start Items

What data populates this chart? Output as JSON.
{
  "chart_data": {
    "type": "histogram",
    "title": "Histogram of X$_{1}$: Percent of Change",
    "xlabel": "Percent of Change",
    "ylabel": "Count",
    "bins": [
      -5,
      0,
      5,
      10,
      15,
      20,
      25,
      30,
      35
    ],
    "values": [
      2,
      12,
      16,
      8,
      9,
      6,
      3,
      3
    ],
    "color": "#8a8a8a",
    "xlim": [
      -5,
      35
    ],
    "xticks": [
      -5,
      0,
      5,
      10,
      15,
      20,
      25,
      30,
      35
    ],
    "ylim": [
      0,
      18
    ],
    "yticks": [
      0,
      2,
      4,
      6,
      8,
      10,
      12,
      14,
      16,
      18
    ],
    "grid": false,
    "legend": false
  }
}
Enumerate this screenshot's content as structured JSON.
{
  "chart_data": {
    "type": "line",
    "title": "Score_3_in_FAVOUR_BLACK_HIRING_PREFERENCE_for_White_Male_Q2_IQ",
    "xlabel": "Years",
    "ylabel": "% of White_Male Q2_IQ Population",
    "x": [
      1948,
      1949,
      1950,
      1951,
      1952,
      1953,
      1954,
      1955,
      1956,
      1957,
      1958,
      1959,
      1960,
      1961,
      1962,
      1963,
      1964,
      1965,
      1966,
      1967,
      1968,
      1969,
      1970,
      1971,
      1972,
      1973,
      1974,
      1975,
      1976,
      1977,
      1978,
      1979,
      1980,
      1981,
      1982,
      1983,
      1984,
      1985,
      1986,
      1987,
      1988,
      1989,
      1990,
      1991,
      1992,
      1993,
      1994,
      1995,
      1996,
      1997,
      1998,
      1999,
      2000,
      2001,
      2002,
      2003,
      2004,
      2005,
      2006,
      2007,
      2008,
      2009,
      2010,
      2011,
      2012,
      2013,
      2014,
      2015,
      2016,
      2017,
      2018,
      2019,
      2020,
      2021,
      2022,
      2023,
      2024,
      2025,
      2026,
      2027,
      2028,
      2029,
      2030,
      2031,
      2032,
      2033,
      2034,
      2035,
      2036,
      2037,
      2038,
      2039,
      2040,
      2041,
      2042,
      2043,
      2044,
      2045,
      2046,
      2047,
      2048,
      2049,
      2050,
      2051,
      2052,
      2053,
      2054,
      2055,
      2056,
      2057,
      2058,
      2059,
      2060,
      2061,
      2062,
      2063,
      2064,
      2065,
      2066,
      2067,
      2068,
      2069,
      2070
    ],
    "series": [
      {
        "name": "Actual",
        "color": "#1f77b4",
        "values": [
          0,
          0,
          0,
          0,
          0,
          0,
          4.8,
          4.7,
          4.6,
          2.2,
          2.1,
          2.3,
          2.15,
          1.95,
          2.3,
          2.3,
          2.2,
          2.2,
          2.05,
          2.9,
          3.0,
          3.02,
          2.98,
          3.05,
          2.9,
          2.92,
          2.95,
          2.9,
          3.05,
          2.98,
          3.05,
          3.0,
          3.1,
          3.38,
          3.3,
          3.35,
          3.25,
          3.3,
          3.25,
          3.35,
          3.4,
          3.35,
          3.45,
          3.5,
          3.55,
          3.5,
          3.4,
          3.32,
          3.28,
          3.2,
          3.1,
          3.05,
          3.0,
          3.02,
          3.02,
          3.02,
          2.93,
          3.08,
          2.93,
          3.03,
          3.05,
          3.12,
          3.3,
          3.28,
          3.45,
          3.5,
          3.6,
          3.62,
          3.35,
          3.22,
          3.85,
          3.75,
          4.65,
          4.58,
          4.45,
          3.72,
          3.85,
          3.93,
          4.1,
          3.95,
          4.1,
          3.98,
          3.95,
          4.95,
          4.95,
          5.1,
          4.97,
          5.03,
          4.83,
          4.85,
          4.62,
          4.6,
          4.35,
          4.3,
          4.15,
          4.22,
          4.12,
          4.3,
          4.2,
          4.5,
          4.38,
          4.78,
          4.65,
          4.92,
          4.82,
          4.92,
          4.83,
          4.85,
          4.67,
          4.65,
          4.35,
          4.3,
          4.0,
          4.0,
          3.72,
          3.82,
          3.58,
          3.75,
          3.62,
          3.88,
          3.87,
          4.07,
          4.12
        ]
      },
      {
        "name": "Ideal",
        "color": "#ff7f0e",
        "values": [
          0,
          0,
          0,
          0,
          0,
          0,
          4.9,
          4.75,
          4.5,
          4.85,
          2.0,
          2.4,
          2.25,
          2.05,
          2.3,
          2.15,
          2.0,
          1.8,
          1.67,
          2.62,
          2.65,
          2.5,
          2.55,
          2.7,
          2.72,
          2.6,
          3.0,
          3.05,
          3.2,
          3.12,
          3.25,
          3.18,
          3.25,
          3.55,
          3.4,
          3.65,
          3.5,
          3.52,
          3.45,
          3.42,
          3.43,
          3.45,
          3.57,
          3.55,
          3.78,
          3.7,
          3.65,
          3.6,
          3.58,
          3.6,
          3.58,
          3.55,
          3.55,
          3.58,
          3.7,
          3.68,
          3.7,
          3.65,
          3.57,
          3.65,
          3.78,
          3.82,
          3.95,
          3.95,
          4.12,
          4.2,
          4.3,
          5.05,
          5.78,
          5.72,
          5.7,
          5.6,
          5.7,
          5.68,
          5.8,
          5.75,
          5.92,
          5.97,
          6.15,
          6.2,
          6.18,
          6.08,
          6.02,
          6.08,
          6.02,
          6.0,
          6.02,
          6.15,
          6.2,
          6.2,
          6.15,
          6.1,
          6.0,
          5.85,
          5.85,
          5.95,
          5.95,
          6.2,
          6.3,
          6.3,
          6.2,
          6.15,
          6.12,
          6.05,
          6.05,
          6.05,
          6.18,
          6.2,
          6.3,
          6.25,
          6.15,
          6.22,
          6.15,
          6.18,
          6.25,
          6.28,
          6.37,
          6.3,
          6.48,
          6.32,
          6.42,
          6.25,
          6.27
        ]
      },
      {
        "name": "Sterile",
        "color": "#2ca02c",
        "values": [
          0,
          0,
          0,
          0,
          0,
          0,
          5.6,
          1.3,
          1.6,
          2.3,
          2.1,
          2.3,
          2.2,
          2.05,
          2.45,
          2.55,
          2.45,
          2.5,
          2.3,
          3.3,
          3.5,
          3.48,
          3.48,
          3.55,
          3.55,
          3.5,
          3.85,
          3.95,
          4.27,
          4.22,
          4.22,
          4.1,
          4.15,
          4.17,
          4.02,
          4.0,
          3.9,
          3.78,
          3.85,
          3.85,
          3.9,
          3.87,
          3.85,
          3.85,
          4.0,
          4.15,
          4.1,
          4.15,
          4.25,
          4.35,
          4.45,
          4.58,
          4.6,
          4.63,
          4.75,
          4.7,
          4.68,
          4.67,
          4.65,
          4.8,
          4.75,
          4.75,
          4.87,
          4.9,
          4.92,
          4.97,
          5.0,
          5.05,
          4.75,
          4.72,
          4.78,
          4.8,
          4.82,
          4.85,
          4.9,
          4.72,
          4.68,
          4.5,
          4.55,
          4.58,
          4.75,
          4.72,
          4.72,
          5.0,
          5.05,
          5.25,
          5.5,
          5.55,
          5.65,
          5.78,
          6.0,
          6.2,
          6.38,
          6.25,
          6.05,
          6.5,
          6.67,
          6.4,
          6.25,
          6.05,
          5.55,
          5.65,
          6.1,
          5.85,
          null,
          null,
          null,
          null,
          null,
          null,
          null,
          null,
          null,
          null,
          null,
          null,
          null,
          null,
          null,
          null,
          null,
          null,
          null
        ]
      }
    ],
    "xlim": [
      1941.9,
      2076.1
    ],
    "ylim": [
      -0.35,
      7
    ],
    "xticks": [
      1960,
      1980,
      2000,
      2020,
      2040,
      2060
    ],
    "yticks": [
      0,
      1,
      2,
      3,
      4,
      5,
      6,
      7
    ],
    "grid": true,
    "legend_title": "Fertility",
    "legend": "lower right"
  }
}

end Items

:: Exercise ::
Using the listing above, show every line that includes the string "xlabel".

:: Exercise response ::
    "xlabel": "Percent of Change",
    "xlabel": "Years",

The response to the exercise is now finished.